== What is asked ==
Find every line in the records that holds the string "DÜZEY". Copy each one.

== Data section ==

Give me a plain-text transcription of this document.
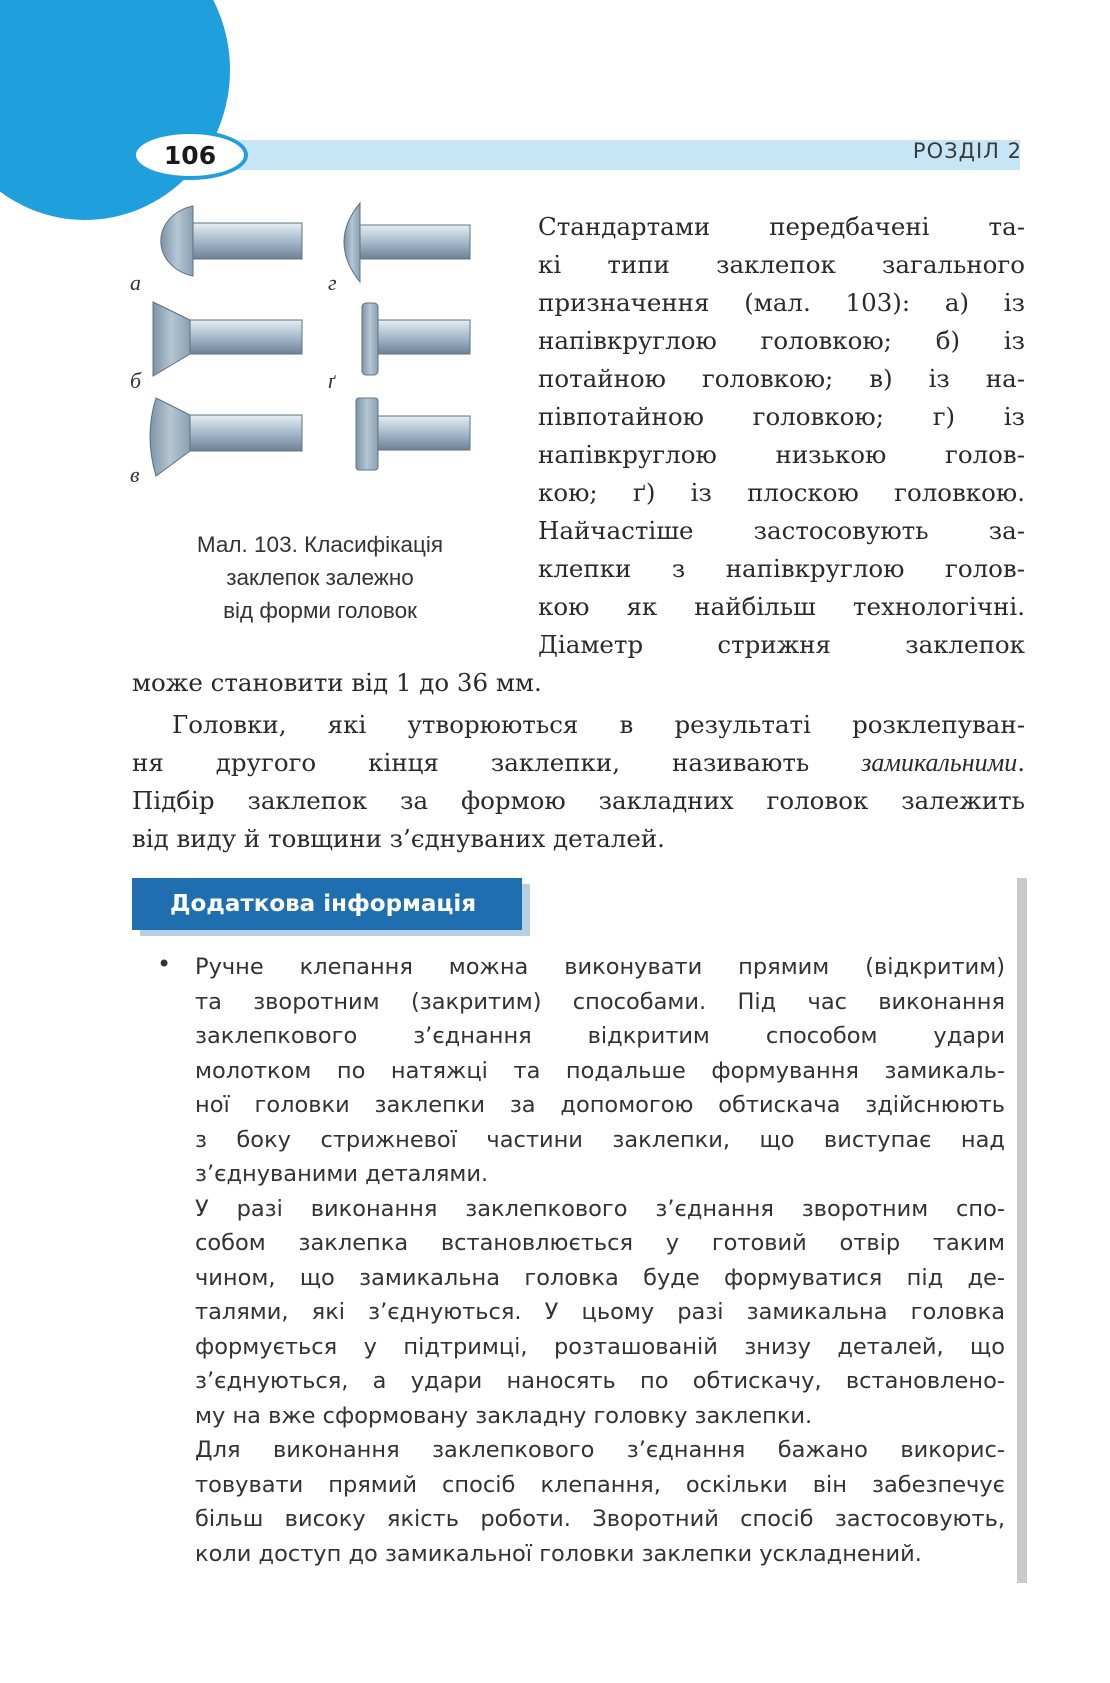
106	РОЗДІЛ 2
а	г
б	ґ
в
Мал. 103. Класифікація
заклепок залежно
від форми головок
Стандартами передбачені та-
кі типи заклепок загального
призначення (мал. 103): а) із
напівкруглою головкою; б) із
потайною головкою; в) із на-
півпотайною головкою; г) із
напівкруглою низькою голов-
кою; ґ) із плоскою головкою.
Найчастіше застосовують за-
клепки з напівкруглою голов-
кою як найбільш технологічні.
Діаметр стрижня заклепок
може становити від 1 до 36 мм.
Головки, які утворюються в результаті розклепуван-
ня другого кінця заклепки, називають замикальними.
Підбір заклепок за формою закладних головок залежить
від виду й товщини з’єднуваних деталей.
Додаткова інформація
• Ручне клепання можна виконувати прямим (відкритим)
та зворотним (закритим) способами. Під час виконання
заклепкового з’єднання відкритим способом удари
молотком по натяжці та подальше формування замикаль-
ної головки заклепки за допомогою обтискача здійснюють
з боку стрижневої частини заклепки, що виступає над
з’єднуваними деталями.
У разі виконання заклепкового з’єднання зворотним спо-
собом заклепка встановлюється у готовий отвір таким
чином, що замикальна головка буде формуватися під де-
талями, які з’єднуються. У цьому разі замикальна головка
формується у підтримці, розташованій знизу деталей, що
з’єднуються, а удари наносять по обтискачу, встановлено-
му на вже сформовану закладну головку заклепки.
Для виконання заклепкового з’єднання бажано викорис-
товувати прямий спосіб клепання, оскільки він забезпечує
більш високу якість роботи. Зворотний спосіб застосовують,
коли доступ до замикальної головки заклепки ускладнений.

...

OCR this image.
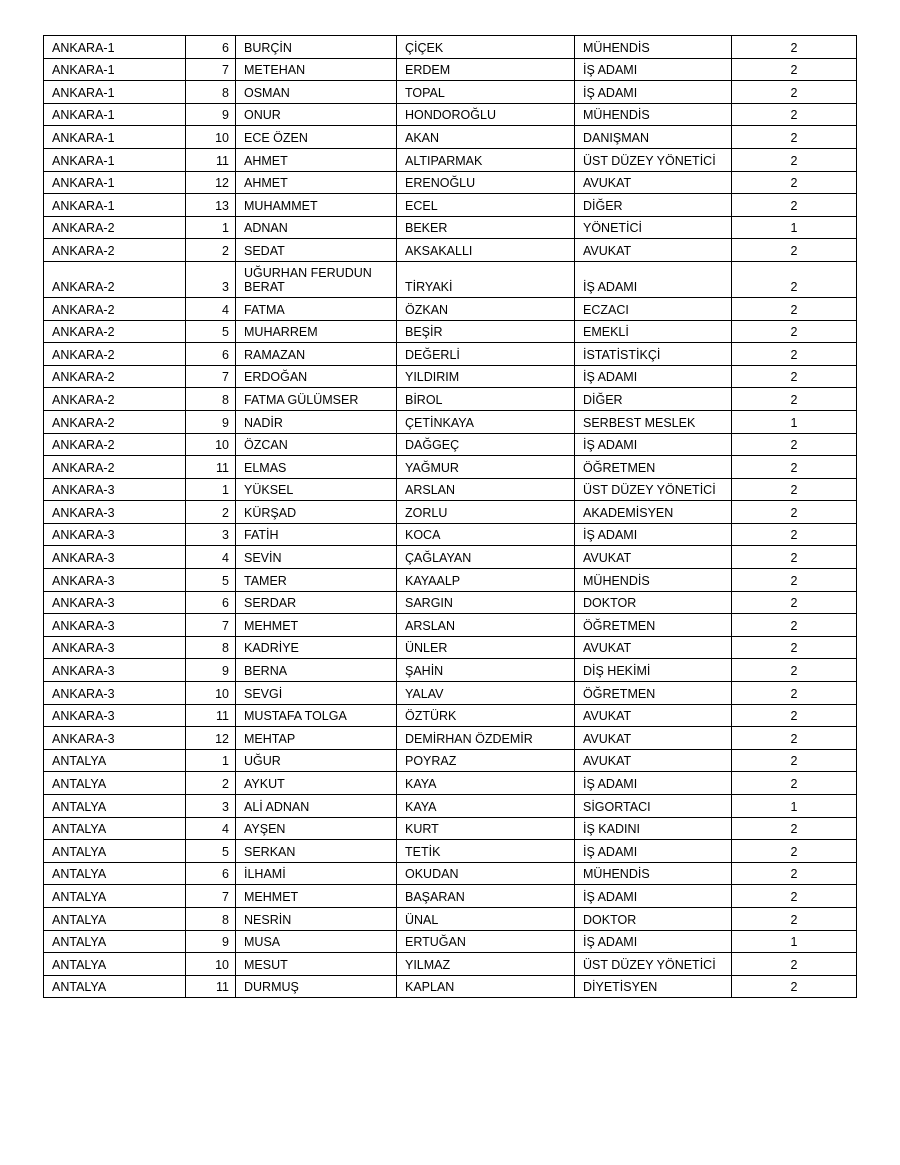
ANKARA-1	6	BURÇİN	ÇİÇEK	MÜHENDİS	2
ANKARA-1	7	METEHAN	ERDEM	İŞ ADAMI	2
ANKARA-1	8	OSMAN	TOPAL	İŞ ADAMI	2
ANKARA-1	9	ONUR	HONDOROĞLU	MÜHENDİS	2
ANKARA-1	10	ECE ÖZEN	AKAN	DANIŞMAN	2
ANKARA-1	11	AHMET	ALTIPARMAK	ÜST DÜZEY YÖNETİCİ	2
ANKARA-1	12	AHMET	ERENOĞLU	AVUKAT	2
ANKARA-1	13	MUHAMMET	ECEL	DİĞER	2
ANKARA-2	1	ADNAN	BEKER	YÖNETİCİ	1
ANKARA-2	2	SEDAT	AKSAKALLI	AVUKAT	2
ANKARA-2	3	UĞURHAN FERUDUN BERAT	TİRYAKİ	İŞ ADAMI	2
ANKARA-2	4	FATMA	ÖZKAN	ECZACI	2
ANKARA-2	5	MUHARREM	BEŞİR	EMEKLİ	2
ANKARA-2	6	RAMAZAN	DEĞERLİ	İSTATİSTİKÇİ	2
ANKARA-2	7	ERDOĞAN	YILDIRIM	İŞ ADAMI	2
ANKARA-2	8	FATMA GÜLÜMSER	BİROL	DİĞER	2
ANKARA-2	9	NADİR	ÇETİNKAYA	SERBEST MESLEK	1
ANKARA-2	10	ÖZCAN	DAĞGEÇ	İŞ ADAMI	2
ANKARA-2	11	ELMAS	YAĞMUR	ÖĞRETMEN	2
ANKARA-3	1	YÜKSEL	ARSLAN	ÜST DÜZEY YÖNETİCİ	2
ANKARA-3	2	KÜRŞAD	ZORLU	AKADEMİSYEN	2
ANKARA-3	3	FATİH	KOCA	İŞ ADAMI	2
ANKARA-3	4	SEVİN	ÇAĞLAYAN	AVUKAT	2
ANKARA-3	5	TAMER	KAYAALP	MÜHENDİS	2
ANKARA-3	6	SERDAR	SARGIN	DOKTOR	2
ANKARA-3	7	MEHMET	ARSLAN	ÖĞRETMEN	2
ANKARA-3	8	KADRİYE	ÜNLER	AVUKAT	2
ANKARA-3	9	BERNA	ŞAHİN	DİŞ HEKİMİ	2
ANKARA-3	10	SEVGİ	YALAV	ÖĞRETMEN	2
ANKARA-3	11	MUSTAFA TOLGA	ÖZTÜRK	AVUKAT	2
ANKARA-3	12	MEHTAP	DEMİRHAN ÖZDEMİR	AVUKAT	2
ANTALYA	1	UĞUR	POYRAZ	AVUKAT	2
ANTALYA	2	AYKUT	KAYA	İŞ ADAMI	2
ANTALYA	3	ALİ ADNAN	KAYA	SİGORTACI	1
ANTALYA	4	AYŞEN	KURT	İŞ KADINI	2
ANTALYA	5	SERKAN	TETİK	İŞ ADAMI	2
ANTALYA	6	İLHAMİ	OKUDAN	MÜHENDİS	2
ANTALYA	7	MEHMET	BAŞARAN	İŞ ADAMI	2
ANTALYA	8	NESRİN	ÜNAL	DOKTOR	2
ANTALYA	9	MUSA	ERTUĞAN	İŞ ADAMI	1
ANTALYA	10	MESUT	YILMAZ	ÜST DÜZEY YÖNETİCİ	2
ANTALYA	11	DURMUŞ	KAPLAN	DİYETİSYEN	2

== Solution to the exercise ==
ANKARA-1	11	AHMET	ALTIPARMAK	ÜST DÜZEY YÖNETİCİ	2
ANKARA-3	1	YÜKSEL	ARSLAN	ÜST DÜZEY YÖNETİCİ	2
ANTALYA	10	MESUT	YILMAZ	ÜST DÜZEY YÖNETİCİ	2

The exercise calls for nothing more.